>> Start WORKING DATA

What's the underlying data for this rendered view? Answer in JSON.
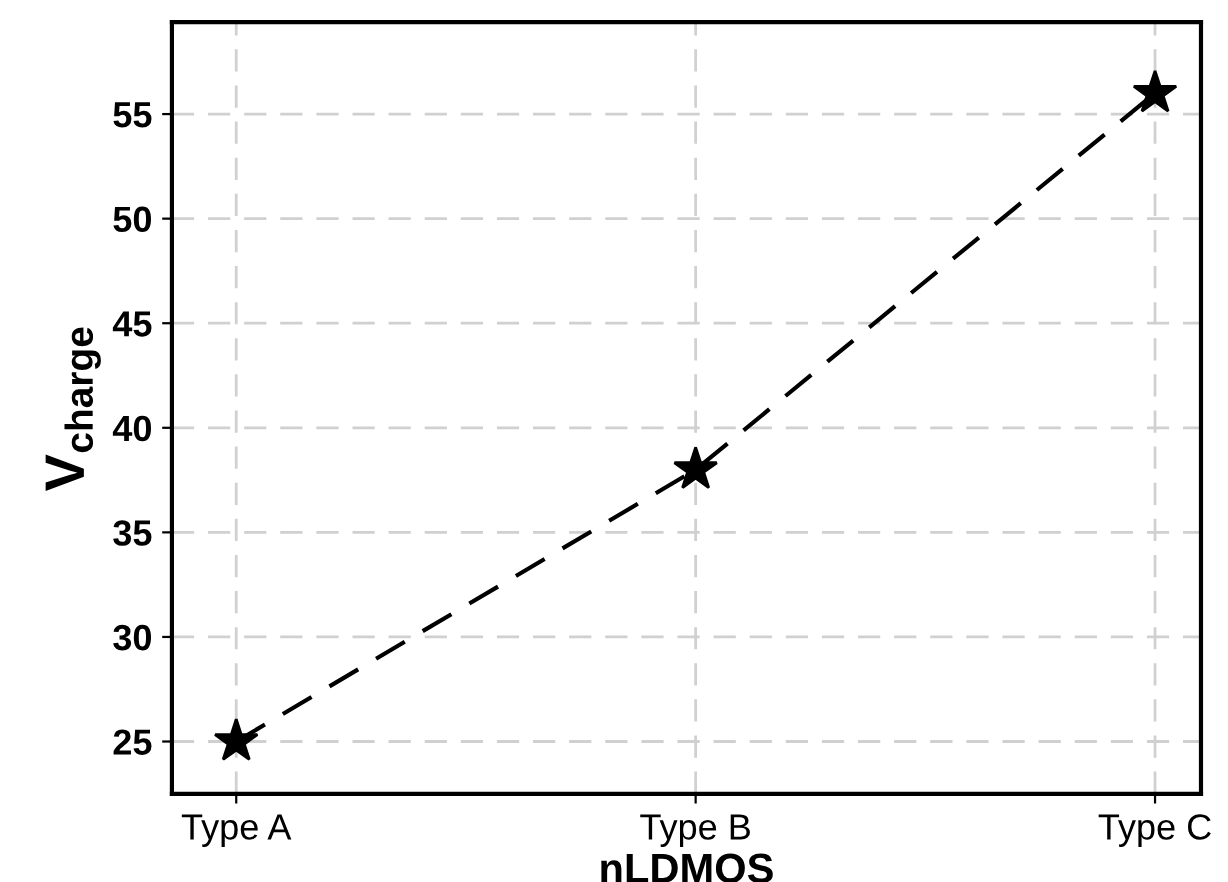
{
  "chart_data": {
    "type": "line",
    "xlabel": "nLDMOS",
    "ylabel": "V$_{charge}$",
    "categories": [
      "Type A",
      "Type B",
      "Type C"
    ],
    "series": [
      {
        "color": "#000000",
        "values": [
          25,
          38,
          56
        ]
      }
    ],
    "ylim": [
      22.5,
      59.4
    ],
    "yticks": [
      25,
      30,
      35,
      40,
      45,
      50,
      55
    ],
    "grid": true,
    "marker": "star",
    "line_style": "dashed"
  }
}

>> End WORKING DATA
>> Start WORKING DATA

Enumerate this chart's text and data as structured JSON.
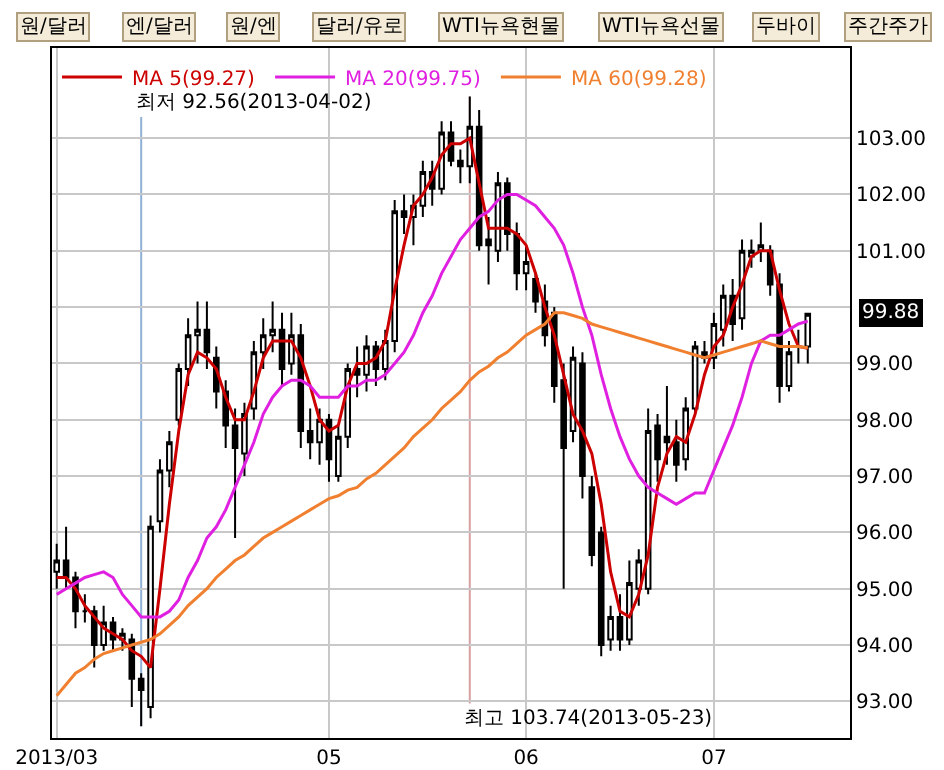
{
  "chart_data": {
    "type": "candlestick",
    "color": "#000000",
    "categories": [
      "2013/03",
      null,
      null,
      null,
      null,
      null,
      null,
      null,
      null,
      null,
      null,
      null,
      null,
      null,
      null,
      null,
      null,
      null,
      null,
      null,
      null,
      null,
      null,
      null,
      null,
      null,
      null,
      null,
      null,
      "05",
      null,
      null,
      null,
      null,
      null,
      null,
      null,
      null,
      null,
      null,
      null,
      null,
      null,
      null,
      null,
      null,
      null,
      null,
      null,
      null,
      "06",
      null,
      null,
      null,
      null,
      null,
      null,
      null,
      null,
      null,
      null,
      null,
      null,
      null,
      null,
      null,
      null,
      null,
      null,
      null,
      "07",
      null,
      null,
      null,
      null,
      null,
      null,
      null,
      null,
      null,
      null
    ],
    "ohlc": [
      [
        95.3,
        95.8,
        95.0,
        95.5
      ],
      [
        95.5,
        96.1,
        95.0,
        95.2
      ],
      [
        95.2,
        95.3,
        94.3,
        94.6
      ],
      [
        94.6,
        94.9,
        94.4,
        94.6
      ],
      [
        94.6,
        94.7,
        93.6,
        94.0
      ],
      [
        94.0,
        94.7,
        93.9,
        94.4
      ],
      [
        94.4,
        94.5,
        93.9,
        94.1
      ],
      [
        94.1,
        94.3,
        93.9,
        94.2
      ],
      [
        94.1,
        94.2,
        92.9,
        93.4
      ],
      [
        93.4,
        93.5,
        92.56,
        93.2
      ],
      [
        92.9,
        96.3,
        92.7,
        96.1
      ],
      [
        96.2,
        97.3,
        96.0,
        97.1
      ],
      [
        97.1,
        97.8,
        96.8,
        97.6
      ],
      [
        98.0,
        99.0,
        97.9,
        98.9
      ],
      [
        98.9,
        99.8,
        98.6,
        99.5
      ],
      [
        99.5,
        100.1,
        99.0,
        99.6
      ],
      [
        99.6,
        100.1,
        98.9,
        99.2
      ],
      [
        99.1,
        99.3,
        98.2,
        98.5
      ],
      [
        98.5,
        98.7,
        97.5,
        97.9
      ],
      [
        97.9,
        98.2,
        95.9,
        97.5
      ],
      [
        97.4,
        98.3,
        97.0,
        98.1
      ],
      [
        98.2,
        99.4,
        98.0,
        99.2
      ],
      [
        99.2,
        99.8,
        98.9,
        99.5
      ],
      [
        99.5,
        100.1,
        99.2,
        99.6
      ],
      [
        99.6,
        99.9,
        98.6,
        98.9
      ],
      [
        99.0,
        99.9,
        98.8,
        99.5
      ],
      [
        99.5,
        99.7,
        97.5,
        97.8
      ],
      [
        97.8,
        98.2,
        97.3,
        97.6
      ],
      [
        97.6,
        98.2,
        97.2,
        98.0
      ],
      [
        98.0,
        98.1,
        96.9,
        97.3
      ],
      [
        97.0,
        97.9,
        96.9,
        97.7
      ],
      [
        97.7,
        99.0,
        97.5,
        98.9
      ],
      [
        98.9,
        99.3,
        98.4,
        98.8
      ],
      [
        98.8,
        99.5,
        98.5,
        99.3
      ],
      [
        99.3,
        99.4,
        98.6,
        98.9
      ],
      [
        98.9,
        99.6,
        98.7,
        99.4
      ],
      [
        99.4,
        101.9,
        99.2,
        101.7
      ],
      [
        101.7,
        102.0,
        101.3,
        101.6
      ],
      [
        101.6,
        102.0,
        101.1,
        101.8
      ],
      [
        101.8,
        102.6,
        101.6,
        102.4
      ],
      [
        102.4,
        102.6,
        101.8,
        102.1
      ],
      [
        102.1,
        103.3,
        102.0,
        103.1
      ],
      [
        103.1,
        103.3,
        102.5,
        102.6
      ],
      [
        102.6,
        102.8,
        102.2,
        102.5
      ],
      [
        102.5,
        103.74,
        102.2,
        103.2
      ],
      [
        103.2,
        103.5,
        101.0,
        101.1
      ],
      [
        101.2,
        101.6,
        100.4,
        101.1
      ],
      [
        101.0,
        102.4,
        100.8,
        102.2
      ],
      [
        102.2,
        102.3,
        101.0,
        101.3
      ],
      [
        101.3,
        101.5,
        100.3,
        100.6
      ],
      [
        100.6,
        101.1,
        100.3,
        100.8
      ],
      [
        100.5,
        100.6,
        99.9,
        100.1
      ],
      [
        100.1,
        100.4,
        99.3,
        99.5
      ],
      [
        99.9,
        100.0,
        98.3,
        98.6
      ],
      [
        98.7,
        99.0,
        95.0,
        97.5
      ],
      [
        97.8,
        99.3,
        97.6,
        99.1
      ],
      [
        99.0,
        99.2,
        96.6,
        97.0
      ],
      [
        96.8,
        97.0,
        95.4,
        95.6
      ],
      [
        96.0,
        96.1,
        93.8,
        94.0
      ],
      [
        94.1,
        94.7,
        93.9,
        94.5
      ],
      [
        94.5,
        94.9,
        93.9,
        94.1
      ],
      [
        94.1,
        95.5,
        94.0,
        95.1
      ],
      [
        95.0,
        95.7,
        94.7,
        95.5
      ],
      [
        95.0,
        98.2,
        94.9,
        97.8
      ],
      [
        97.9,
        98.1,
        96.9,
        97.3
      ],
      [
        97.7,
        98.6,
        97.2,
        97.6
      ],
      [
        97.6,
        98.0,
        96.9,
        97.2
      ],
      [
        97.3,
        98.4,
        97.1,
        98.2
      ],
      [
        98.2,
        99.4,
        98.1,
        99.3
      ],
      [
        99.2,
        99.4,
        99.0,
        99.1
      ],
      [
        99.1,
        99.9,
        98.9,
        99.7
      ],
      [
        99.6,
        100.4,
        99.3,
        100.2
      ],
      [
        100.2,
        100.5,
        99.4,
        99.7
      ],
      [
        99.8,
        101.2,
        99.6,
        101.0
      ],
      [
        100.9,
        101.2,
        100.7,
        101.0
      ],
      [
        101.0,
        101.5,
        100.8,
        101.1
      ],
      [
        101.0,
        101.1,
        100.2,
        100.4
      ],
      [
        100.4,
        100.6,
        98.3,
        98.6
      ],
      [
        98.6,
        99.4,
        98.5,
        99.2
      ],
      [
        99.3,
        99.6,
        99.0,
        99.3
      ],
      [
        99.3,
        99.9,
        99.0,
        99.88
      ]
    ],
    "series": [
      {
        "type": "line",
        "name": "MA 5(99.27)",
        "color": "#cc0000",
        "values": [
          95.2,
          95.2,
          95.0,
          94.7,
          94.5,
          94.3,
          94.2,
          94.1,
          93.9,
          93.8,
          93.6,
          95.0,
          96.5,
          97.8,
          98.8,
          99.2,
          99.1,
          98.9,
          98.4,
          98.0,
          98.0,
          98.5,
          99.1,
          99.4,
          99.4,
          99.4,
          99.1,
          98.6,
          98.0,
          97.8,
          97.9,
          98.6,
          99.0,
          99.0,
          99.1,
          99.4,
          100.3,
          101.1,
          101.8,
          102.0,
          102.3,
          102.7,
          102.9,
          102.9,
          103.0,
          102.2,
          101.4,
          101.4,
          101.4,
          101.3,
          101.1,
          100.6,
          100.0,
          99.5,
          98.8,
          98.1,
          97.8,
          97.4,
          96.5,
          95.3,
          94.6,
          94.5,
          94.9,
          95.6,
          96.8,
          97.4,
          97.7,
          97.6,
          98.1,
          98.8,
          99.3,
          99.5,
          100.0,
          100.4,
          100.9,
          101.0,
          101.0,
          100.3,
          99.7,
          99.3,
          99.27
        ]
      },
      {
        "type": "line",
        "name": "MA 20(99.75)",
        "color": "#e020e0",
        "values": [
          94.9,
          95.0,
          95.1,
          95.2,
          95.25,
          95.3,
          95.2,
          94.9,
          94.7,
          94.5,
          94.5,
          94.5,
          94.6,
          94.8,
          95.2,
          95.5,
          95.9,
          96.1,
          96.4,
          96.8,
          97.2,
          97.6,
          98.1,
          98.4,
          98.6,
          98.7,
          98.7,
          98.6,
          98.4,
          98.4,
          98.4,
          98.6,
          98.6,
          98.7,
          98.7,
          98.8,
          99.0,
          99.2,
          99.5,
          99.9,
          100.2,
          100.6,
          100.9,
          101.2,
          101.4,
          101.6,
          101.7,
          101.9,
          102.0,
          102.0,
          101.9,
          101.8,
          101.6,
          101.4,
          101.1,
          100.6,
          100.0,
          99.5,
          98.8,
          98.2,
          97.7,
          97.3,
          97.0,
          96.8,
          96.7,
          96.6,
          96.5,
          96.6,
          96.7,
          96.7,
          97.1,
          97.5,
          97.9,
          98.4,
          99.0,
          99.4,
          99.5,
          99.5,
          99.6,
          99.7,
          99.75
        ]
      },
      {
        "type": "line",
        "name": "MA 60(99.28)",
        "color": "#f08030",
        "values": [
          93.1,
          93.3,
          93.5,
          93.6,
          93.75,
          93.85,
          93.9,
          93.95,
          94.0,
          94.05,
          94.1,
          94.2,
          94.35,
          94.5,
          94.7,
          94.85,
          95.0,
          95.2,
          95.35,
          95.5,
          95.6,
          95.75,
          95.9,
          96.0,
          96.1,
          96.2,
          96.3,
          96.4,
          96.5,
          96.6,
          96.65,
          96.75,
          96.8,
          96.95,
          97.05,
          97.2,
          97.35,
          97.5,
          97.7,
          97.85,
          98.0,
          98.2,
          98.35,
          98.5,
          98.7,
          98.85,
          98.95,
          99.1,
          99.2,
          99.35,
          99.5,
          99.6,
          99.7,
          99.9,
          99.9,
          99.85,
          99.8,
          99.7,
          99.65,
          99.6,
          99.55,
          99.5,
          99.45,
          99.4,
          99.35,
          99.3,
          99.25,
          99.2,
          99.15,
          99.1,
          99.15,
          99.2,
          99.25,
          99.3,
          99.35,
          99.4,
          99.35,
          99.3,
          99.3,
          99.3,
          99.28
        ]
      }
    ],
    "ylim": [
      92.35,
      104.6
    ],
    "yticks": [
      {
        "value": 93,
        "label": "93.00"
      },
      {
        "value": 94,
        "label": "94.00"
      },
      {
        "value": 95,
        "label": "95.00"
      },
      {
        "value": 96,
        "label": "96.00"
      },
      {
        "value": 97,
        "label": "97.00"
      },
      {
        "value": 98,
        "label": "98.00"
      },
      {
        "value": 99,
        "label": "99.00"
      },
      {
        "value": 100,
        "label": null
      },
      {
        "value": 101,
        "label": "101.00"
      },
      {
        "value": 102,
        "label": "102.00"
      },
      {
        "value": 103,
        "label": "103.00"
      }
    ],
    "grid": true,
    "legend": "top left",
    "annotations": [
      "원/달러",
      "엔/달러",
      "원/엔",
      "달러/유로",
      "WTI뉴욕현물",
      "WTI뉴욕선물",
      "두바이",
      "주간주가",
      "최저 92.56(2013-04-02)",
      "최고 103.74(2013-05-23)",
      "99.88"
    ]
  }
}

>> End WORKING DATA

Which lines contain the word "name"? Copy each of them.

        "name": "MA 5(99.27)",
        "name": "MA 20(99.75)",
        "name": "MA 60(99.28)",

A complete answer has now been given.